Do this: Lines holding the string "JSON" are the ones to copy; find them all in the data.
===== Dataset rows
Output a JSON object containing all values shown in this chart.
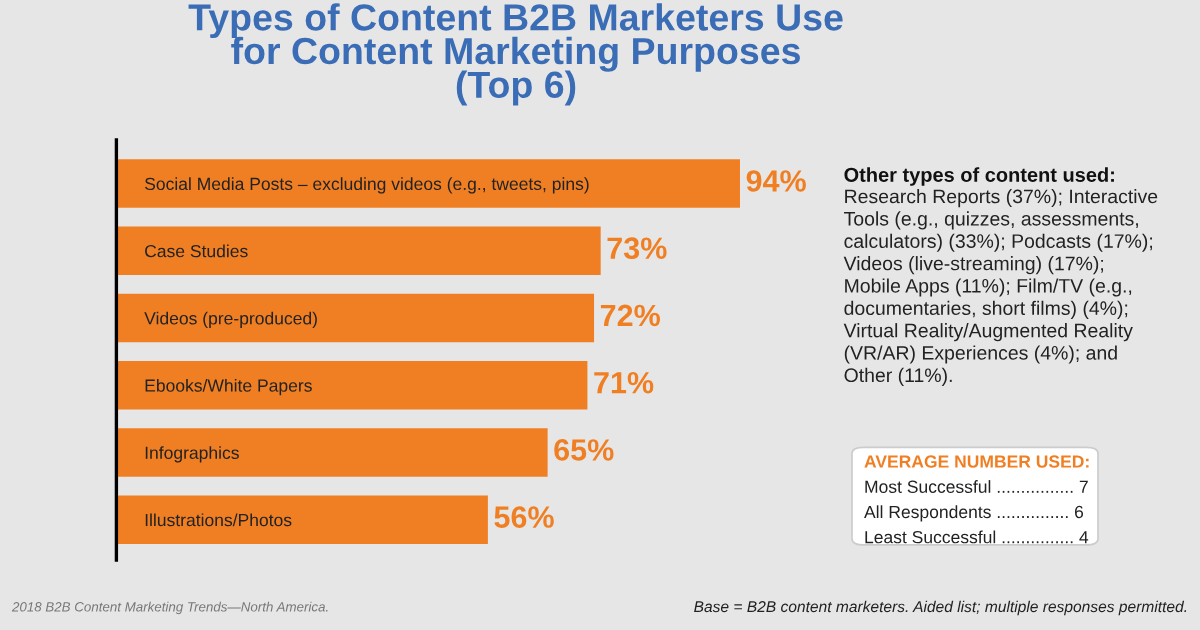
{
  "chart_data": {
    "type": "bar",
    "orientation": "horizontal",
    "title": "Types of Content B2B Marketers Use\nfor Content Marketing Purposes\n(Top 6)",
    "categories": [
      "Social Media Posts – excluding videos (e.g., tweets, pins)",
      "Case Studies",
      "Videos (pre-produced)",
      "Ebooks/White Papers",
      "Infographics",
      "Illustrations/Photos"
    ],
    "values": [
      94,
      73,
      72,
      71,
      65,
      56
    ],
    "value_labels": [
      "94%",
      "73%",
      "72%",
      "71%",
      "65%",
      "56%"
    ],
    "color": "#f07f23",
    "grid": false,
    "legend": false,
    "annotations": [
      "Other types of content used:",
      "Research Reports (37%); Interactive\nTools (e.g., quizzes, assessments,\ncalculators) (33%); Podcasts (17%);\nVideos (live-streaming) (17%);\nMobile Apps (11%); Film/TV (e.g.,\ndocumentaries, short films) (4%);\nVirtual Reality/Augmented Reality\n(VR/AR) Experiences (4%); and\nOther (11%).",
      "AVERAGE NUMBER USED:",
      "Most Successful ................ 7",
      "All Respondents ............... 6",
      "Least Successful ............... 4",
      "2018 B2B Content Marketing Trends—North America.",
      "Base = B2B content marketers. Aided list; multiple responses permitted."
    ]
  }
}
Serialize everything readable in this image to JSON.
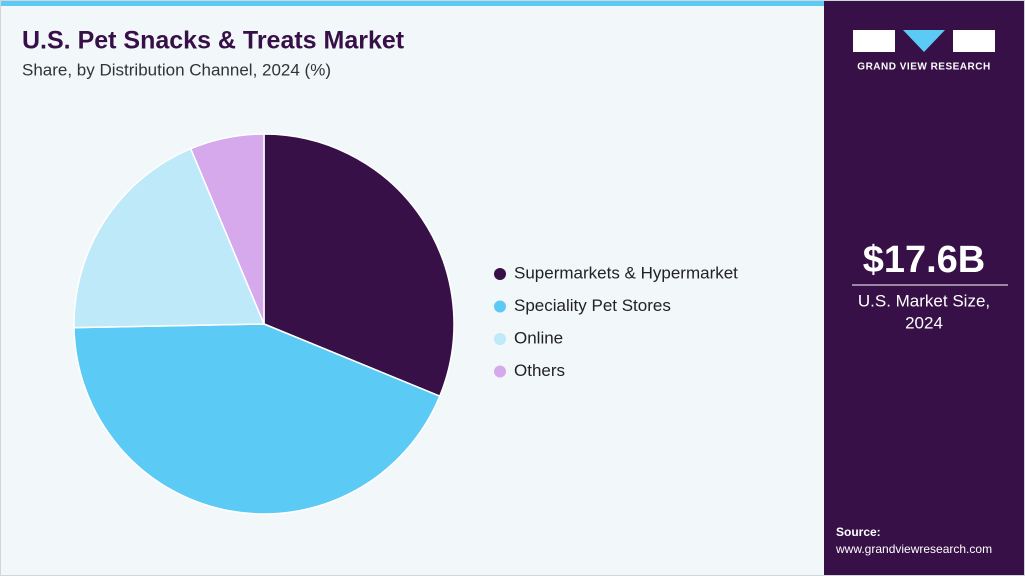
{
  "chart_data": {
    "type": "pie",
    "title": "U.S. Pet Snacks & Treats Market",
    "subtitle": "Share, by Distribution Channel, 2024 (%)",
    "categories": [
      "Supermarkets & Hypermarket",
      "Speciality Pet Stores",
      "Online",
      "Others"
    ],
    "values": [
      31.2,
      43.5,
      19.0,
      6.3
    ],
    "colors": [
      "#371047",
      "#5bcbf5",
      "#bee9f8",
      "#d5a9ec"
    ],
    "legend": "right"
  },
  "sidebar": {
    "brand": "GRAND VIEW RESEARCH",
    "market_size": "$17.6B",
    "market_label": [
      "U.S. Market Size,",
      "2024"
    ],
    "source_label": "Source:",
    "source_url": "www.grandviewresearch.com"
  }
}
==========
Problem solution:
Output a JSON object containing all values shown in this chart.
Serialize everything readable in this image to JSON.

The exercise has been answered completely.